— BEGIN Excerpt —
Topic: Concrete monoidal categories


view this post on Zulip Brendan Murphy (Feb 08 2024 at 07:18):

Given a monoidal category and the structure of a concrete category on it, ie a forgetful functor to the category of sets, what compatibility should we demand in order for this to deserve the name "concrete monoidal category"? For many "sets with structure" categories like topological spaces, posets, varieties over an algebraically closed k, manifolds, the forgetful functor is strong monoidal with respect to the cartesian monoidal structure. But also very interesting is modules over a commutative ring, where the functor isn't strong but it is lax and the internal homs are still ordinary functions satisfying a predicate. In both cases the forgetful functor is corepresented by the monoidal unit (because the unit is a monoid this implies the forgetful functor are lax). But we also might think of k-algebras as "concrete monoidal", maybe, and here the forgetful functor is corepresented by a different object, namely k[X]

view this post on Zulip Simon Burton (Feb 08 2024 at 19:50):

This is like asking for a concrete bicategory... or a 2-Yoneda lemma, if there is such a thing ..

view this post on Zulip Mike Shulman (Feb 08 2024 at 19:54):

Are you thinking that a monoidal category is a 1-object bicategory? That's true of course, but it doesn't seem to me to go in the direction Brendan is thinking about.
— END Excerpt —
— BEGIN Given entries —
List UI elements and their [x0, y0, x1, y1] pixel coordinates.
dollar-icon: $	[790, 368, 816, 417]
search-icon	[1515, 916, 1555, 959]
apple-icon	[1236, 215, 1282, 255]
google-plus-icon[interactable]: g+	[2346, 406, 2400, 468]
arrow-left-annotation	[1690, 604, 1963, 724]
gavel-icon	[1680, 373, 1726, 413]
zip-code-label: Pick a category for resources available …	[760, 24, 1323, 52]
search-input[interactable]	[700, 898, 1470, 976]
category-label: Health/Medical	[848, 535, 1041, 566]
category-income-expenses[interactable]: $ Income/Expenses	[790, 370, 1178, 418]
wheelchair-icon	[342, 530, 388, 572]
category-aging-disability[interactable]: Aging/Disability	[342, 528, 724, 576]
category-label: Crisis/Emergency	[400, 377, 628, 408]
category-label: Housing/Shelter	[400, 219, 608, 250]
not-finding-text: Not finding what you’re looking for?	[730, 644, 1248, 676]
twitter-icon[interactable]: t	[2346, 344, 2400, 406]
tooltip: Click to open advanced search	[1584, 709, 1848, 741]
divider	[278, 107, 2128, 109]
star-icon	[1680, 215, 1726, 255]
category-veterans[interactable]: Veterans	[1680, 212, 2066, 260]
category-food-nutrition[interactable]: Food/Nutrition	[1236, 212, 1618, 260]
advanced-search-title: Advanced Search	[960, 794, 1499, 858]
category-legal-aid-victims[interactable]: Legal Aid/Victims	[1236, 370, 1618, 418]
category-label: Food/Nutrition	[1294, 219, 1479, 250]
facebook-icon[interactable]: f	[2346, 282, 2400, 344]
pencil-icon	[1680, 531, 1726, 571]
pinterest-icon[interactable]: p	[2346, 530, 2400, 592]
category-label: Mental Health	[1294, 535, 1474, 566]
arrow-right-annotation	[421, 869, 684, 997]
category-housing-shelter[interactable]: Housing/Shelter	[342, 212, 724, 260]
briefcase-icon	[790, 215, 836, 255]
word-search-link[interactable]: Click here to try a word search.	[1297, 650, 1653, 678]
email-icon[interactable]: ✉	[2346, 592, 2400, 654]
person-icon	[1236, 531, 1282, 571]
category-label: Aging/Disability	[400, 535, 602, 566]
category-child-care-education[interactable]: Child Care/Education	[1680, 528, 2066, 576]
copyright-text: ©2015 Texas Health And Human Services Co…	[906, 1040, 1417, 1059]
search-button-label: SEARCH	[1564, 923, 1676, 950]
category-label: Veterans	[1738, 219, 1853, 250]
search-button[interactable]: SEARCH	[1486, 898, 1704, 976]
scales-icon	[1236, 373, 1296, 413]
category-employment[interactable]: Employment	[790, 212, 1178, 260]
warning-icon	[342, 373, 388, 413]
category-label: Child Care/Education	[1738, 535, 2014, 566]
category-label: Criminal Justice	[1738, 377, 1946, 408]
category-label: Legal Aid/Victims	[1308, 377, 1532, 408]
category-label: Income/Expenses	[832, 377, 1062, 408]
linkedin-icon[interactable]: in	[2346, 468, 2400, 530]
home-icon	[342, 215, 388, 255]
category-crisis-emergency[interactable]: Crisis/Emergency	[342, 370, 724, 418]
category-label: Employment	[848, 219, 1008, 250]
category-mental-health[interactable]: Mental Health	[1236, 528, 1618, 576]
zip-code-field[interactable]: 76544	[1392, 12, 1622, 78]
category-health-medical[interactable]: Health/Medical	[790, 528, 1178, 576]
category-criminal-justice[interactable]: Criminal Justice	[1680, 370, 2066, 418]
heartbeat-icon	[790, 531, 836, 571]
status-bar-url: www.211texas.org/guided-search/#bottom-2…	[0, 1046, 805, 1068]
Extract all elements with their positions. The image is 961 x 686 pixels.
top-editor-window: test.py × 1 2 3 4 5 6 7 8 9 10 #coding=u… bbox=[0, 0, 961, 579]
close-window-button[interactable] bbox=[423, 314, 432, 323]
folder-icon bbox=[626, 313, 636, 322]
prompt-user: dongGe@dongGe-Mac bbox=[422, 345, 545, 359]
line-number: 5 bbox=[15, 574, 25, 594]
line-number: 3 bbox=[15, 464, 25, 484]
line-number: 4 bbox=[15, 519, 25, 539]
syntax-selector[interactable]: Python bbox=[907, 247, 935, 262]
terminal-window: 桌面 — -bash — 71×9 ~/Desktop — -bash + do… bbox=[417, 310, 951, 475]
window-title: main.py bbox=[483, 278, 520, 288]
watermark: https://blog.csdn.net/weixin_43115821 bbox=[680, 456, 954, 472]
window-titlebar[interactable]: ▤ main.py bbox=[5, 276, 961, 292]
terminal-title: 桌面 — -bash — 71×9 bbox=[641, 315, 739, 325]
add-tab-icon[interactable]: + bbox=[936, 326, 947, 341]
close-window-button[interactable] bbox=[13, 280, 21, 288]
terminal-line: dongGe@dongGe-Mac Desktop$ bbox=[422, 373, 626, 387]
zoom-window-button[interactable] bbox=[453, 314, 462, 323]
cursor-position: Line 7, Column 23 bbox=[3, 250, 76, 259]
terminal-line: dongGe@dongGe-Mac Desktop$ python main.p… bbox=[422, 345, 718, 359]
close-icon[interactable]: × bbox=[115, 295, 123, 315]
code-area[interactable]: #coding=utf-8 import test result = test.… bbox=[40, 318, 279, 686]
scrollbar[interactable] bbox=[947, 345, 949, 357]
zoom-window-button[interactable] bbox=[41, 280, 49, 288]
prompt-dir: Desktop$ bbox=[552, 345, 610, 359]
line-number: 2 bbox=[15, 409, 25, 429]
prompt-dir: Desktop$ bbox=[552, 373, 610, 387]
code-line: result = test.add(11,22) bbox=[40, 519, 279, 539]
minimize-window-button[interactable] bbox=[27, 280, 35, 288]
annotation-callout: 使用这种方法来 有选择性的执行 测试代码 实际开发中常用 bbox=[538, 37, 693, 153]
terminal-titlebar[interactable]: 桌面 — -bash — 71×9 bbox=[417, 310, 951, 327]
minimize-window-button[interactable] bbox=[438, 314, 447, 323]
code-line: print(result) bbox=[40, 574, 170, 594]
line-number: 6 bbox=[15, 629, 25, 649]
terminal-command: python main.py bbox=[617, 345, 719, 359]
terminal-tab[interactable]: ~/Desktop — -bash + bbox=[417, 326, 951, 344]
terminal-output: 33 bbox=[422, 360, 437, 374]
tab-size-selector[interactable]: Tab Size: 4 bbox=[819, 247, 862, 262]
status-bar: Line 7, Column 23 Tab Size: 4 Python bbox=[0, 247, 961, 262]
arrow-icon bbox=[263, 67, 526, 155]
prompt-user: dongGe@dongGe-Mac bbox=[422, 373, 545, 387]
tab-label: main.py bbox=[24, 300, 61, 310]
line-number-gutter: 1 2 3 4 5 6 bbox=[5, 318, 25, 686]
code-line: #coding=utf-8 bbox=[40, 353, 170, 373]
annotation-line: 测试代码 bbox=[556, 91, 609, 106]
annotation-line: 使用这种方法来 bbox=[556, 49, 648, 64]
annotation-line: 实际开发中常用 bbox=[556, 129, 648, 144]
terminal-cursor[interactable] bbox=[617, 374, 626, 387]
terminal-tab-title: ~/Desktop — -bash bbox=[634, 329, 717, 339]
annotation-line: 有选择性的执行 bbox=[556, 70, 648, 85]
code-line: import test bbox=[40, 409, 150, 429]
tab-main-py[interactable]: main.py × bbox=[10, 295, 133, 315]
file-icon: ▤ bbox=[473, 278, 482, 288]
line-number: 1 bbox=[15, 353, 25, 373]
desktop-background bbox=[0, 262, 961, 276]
— END Given entries —
> **To be done**:
**a)** In the thread on concrete monoidal categories, which object corepresents the forgetful functor for k-algebras?
**b)** Continue the discussion of concrete monoidal categories from its last message.

> **Per-task answers**:
**a)** k[X]

**b)**
view this post on Zulip Mike Shulman (Feb 08 2024 at 19:55):

If you want to emphasize the "internal homs are ordinary functions satisfying a predicate" point of view, you could ask that the forgetful functor is a (lax) [[closed functor]] whose comparison map is a monomorphism.

view this post on Zulip Mike Shulman (Feb 08 2024 at 19:56):

(Between monoidal categories, a lax closed functor is equivalent to a lax monoidal functor, but emphasizing the closed structure is relevant for "internalizing" concreteness with internal-homs.)

view this post on Zulip John Baez (Feb 08 2024 at 19:57):

@Simon Burton wrote:

This is like asking for a concrete bicategory... or a 2-Yoneda lemma, if there is such a thing ..

The Yoneda lemma for bicategories is a conceptually nice way to show every bicategory is equivalent to a 2-category, since it embeds any bicategory B\mathbf{B} into the bicategory [Bop,Cat][\mathbf{B}^{\text{op}},\mathbf{Cat}], which is actually a 2-category.

view this post on Zulip Simon Burton (Feb 08 2024 at 21:04):

So yeah, are these pieces fitting together yet? A "concrete monoidal category" would be a one object bicategory with a (forgetful?) bifunctor to Cat.

view this post on Zulip Mike Shulman (Feb 08 2024 at 21:15):

Usually a [[concrete category]] is one with a faithful functor to Set. Brendan is asking about when such a concrete category has a monoidal structure, but its forgetful functor still lands in Set -- not Cat. That's one reason I said I don't think viewing a monoidal category as a 1-object bicategory is helpful for this question.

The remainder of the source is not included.